Requirement => Pull every line that holds the word "this" from the entries.

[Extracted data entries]
===

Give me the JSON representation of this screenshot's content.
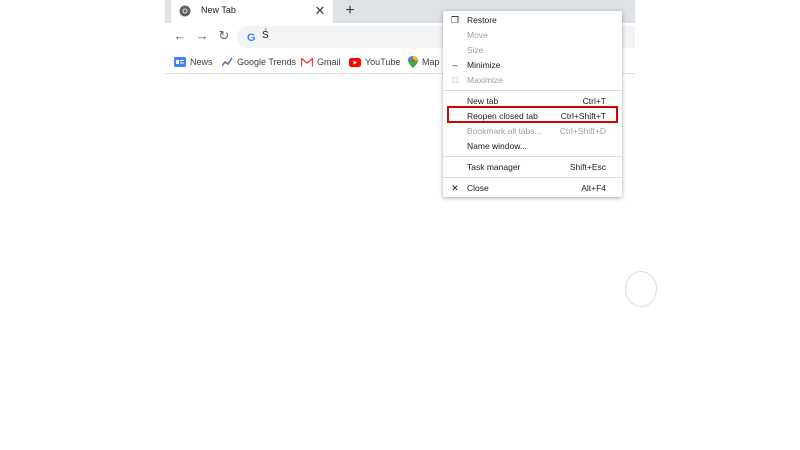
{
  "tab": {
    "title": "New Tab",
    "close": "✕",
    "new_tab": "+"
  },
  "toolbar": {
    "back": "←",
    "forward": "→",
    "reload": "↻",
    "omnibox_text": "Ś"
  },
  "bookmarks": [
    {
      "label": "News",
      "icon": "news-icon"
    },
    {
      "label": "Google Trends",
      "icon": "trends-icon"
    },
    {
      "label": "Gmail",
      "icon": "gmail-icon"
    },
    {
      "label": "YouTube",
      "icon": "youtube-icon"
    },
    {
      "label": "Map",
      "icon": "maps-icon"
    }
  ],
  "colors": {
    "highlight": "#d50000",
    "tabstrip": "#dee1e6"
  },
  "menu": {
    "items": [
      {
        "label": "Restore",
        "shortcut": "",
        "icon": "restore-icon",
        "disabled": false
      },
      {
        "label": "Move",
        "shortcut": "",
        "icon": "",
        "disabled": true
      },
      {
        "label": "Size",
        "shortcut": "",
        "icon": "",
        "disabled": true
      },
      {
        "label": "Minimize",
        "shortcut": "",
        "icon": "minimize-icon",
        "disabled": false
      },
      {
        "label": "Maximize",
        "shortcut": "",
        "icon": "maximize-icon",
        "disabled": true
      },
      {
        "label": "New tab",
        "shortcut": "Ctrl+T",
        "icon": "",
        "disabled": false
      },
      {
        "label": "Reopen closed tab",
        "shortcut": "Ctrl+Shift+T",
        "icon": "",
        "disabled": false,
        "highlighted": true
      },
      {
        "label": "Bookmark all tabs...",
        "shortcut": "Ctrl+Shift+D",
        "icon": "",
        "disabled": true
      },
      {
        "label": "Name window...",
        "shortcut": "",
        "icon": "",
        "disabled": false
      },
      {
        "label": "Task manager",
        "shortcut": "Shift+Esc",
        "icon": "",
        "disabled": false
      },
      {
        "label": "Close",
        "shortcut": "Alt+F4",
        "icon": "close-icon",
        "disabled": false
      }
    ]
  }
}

===

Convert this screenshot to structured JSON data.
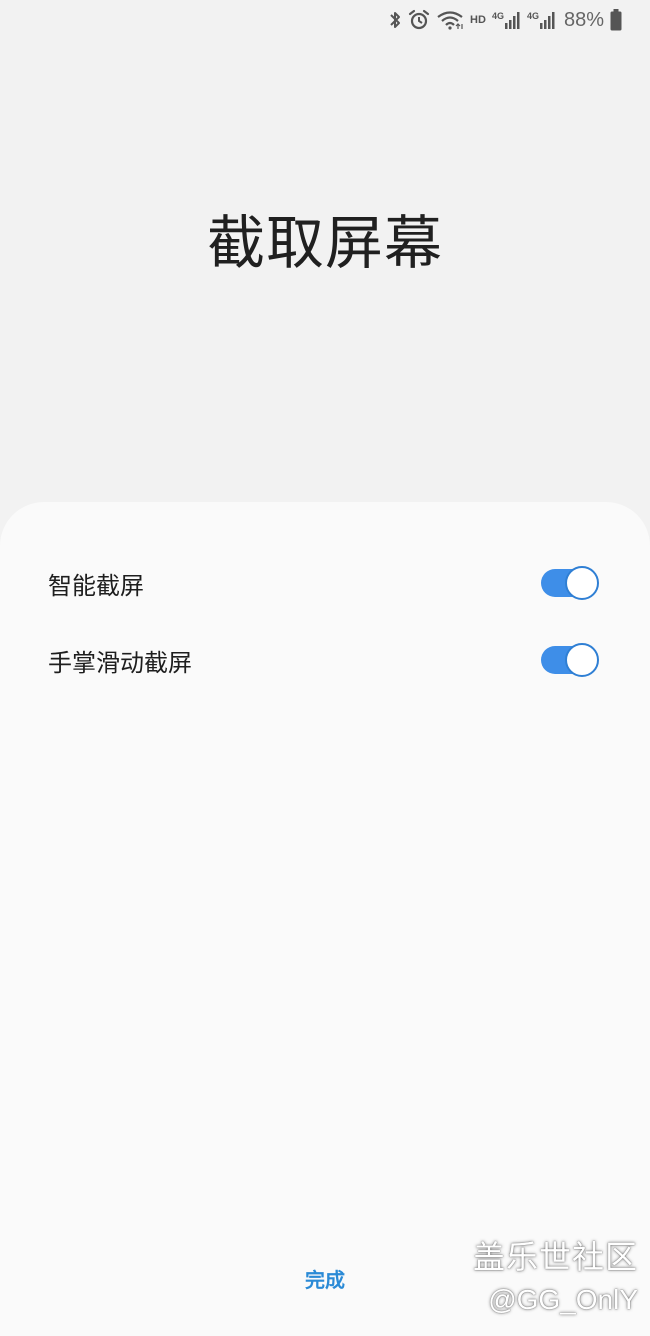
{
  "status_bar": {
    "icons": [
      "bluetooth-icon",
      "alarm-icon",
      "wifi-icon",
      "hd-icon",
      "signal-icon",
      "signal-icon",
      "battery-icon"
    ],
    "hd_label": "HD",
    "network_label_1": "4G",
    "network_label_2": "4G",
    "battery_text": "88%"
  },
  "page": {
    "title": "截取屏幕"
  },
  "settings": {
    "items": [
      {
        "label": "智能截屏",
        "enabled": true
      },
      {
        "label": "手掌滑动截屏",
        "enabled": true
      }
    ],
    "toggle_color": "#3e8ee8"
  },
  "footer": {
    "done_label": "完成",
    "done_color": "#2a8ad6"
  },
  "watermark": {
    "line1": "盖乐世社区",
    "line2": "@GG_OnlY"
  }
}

===

The output =>
Give me the JSON representation of this screenshot's content.
Convert this screenshot to structured JSON data.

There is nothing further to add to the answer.